- **Отрывок**
╭──

Ревекка Фрумкина
Трехгрошовая наука
В начале 60-х мой приятель Юра Гальперин — специалист по космическим исследованиям, рассказал историю, которая меня поразила и потому запомнилась. Юра был в очередной командировке в Америке. Однажды у него была назначена встреча с двумя коллегами — назову их условно Милтон и Фабер. Руководитель отдела, где они работали, взялся Юру проводить к ним. В кабинетах с соответствующими табличками ни Милтона, ни Фабера не было; не было их и в библиотеке (напомню, что ни пейджеров, ни мобильных телефонов еще не придумали). Милтон и Фабер обнаружились в большом зале с аппаратурой (я и сегодня представляю этот зал в соответствии с декорациями фильма 1961 года “Девять дней одного года”). Там, погруженные в свои раздумья, они в благотворном одиночестве сидели за шахматной доской.
Видимо, Юра не мог скрыть своего удивления, потому что сопровождавший его коллега пояснил, что Милтон и Фабер получают деньги за то, что они думают. А где и как — им виднее.
Мы позавидовали свободе Милтона и Фабера так распоряжаться своим временем. Однако, если задуматься об условиях нашей с Юрой работы в шестидесятые годы, то тогда наше положение хоть и отличалось от описанного выше роскошества, но в некотором смысле было не в пример лучше, чем сегодня. Подчеркну — в некотором смысле. Потому что ученый, занятый в космической программе, существовал в обстоятельствах, существенно отличных от тех, кто, как я, работал в сферах, так или иначе связанных с идеологией.

╰──

- **Данные задания**
╭──

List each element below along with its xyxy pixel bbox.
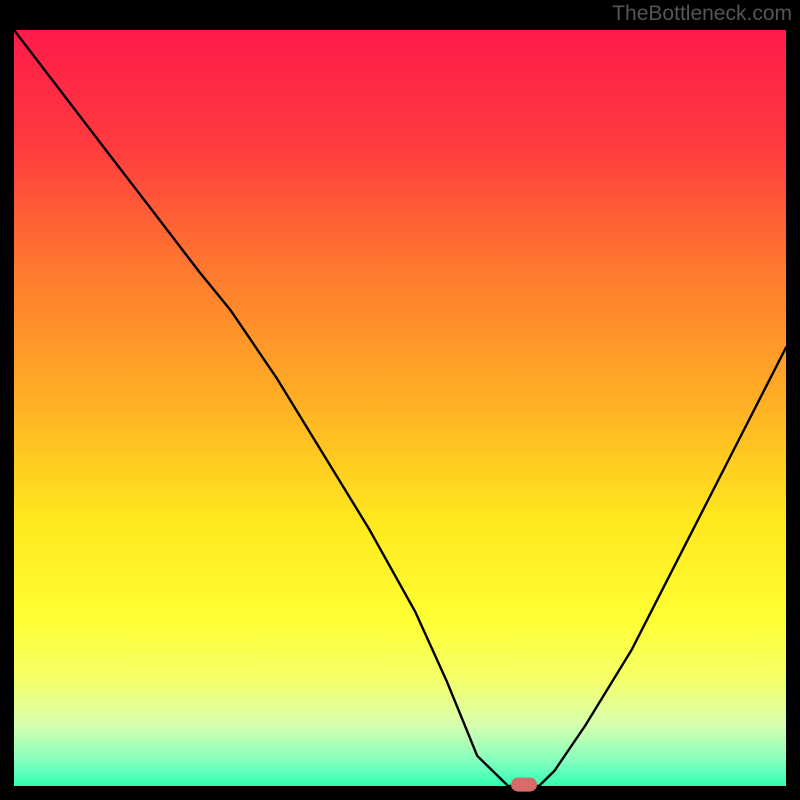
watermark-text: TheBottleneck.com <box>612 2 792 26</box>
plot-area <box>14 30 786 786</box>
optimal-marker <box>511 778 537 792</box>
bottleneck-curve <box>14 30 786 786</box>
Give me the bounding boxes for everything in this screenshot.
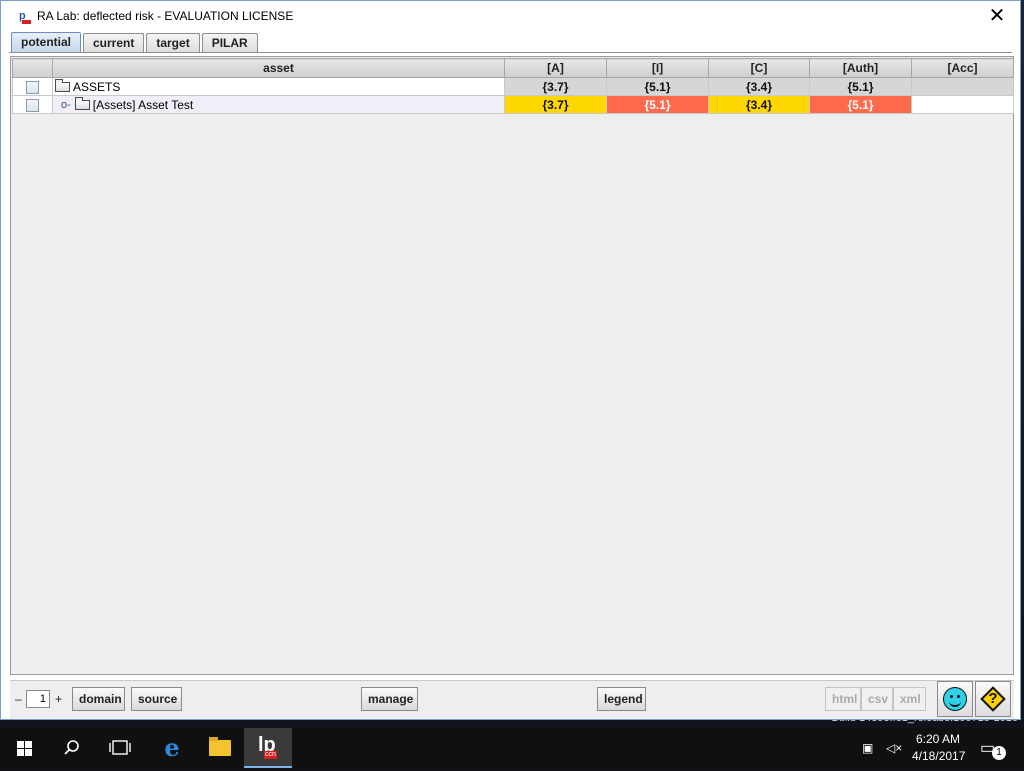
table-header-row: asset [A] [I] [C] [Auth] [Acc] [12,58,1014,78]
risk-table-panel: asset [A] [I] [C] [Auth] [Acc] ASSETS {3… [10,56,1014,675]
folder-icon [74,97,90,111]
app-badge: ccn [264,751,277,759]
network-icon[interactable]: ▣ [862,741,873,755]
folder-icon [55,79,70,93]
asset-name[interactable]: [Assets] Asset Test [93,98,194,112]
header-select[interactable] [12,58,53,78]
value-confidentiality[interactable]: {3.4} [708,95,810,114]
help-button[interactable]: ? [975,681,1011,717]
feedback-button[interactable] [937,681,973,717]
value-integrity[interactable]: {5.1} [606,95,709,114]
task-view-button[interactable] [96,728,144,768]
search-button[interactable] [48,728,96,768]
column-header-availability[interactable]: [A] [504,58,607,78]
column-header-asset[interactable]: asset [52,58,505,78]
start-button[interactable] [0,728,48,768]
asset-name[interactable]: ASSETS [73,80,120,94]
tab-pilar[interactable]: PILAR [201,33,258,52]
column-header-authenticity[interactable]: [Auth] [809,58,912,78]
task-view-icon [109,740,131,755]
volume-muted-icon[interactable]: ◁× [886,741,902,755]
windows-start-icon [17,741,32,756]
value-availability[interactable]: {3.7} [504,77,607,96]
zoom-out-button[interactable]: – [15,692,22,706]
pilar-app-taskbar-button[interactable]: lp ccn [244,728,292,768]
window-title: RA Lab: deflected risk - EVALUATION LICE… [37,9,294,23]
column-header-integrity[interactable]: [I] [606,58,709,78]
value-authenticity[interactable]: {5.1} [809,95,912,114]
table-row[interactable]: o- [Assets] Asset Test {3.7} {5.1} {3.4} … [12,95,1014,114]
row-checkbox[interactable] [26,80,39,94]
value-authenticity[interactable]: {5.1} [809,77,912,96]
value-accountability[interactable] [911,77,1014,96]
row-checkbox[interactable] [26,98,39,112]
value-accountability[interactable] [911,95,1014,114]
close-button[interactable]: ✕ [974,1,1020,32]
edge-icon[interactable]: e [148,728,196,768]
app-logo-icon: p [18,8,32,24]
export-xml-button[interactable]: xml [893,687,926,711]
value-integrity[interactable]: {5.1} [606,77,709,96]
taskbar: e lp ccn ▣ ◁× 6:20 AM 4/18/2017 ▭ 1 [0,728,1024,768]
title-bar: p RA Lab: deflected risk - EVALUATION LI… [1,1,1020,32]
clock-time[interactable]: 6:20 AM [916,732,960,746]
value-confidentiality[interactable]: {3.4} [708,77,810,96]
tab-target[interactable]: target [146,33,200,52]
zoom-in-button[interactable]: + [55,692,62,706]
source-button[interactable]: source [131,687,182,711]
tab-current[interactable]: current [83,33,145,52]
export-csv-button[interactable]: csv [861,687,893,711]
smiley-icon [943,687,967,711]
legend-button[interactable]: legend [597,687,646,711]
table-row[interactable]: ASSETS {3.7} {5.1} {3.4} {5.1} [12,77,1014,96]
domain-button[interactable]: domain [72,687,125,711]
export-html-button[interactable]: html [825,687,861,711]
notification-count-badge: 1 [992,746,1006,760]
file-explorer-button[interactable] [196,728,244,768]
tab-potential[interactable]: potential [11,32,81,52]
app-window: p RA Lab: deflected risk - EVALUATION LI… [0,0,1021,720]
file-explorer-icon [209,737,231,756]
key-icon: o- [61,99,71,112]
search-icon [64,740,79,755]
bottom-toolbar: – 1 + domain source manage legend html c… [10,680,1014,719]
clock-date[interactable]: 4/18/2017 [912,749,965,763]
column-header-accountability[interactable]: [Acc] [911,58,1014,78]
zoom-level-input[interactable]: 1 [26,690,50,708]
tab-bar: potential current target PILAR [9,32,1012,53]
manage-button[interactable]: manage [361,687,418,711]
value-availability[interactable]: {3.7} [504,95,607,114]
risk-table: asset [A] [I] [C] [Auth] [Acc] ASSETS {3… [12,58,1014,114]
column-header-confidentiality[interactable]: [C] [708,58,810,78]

╰──

- **Задание 1**
Оформите в виде таблицы Markdown строки списка, начиная со строки с «watermark-text: TheBottleneck.com <box>612» и заканчивая строкой с «Give me the», включая обе и без пустых строк. Столбцы назовите «Номер» (порядковый номер) и «Строка».
- **Задание 2**
Продолжите отрывок о Милтоне и Фабере, начав сразу после его последнего предложения.

- **Ответ 1**
| Номер | Строка |
|---|---|
| 1 | watermark-text: TheBottleneck.com <box>612 2 792 26</box> |
| 2 | plot-area <box>14 30 786 786</box> |
| 3 | optimal-marker <box>511 778 537 792</box> |
| 4 | bottleneck-curve <box>14 30 786 786</box> |
| 5 | Give me the bounding boxes for everything in this screenshot. |

- **Ответ 2**
Юры Гальперина уже нет с нами, и мне некого расспросить о деталях. Общеизвестно, однако, что физикам нынче только и остается, что горько вспоминать о немереных средствах, которые некогда выделяло государство на фундаментальные исследования, не говоря уже о космических программах. Понятно, что на зарплату и даже на то, что теперь называется “социальные программы”, тогда расходовалась ничтожная доля этих сумм. Так что в денежном выражении зарплаты “физиков” были не так велики, зато наличествовала сложная система привилегий в виде продуктовых “заказов”, вещевых и книжных распродаж по “твердым” ценам, дотируемых столовых и баз отдыха.
Как и Юра, я работала (и продолжаю работать) в академическом институте. Гуманитарные науки — “дешевые” по сравнению с космосом и биологией. Да и реальная зарплата в непривилегированных академических институтах, к которым относились все гуманитарные, была много меньше: государство ничего не дотировало. И все же даже эти необременительные для государства затраты в среднем позволяли нам скромно жить, не отвлекаясь на дополнительные заработки. Идеологический пресс для гуманитариев был куда более тягостным фактором, чем дефицит.
Отчасти поэтому обнищание российской науки отозвалось так трагически именно для “физиков”: “лирики” потеряли деньги, но приобрели свободу, а “физики” потеряли все.
Обретенная свобода и деньги иностранных фондов (главным образом, Сороса) удержали от эмиграции и позволили развернуться многим, кто был одновременно динамичен и вынослив.
Этого порыва хватило лет на десять.
Кому-то повезло больше, кому-то меньше. Однако сегодня уже стало ясно, что даже будучи готовым существовать впроголодь, в России ученый вообще не может заниматься наукой. В особенности если он имел несчастье избрать в качестве своей “дорогую” науку — то есть такую, где нужны приборы, реактивы, лабораторные животные, а также экспедиции (о космосе я уже сказала).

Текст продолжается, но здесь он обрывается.